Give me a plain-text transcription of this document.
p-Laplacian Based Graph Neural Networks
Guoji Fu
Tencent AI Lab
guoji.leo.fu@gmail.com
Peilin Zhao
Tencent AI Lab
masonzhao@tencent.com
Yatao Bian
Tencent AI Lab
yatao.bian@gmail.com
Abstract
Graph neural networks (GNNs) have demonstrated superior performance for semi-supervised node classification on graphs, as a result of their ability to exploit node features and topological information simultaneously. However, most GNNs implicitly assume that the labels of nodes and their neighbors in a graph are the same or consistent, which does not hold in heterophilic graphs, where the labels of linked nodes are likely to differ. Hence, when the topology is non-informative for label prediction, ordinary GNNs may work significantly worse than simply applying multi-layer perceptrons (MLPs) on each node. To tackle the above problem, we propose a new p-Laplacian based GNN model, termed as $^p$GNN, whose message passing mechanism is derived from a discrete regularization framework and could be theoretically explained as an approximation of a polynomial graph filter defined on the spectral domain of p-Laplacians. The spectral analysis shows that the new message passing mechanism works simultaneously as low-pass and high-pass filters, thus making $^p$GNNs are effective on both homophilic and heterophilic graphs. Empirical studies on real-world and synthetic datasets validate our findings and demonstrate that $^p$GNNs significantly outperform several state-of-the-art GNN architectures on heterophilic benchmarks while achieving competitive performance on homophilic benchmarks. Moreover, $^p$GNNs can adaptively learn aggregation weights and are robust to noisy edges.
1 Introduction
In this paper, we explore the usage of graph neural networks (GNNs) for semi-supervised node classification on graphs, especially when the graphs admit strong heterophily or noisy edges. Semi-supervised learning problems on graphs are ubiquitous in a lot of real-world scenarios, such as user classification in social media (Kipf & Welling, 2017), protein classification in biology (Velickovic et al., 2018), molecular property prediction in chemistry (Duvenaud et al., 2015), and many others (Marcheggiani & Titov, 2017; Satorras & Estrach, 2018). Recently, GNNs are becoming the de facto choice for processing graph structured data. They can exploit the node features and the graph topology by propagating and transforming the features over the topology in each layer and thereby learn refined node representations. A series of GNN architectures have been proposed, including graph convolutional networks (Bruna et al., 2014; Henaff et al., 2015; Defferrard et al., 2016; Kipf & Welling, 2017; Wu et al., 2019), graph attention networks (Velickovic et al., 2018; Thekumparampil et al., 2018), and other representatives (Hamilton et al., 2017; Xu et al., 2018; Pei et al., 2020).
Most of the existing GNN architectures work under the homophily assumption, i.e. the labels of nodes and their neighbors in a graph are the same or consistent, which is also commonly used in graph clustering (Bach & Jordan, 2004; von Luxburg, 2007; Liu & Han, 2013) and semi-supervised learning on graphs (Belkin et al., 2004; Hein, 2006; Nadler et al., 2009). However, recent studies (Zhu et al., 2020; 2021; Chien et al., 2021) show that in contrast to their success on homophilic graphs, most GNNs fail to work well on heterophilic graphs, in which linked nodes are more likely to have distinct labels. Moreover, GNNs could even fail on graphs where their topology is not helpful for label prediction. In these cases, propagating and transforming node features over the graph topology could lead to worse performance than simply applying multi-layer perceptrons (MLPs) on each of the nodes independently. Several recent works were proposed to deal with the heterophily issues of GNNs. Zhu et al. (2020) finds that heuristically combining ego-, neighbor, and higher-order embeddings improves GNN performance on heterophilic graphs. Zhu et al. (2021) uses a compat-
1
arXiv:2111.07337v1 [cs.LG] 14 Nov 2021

★ ★ ★ ★ ★ ★ ★

▶ [PROBLEM TO WORK ON]: Count every line of the entries that includes "gmail", and say the number alone.

▶ [YOUR SOLUTION]: 2